Figure content listings:
————————

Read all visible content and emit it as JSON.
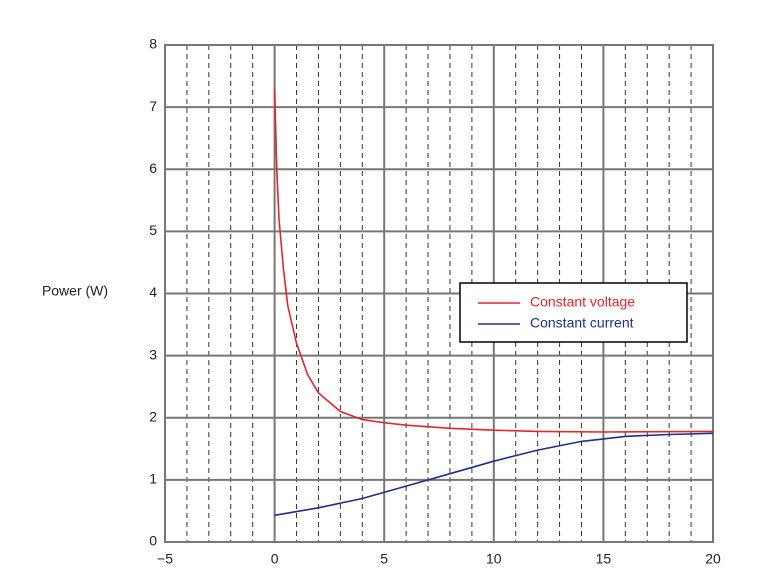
{
  "chart_data": {
    "type": "line",
    "y_label": "Power (W)",
    "xlim": [
      -5,
      20
    ],
    "xticks": [
      {
        "value": -5,
        "label": "−5"
      },
      0,
      5,
      10,
      15,
      20
    ],
    "x_minor_grid": [
      -4,
      -3,
      -2,
      -1,
      1,
      2,
      3,
      4,
      6,
      7,
      8,
      9,
      11,
      12,
      13,
      14,
      16,
      17,
      18,
      19
    ],
    "ylim": [
      0,
      8
    ],
    "yticks": [
      0,
      1,
      2,
      3,
      4,
      5,
      6,
      7,
      8
    ],
    "grid": true,
    "legend": "right",
    "series": [
      {
        "name": "Constant voltage",
        "color": "#e3262b",
        "x": [
          0,
          0.1,
          0.2,
          0.4,
          0.6,
          1,
          1.5,
          2,
          3,
          4,
          5,
          6,
          8,
          10,
          12,
          15,
          20
        ],
        "values": [
          7.3,
          6.0,
          5.2,
          4.4,
          3.8,
          3.2,
          2.7,
          2.4,
          2.1,
          1.97,
          1.92,
          1.88,
          1.83,
          1.8,
          1.78,
          1.77,
          1.78
        ]
      },
      {
        "name": "Constant current",
        "color": "#1f2f8f",
        "x": [
          0,
          2,
          4,
          6,
          8,
          10,
          12,
          14,
          16,
          18,
          20
        ],
        "values": [
          0.43,
          0.55,
          0.7,
          0.9,
          1.1,
          1.3,
          1.48,
          1.62,
          1.7,
          1.73,
          1.75
        ]
      }
    ]
  }
}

————————

#### Exercise goal
Copy all lines from the listing that contain "name".

#### Right answer
        "name": "Constant voltage",
        "name": "Constant current",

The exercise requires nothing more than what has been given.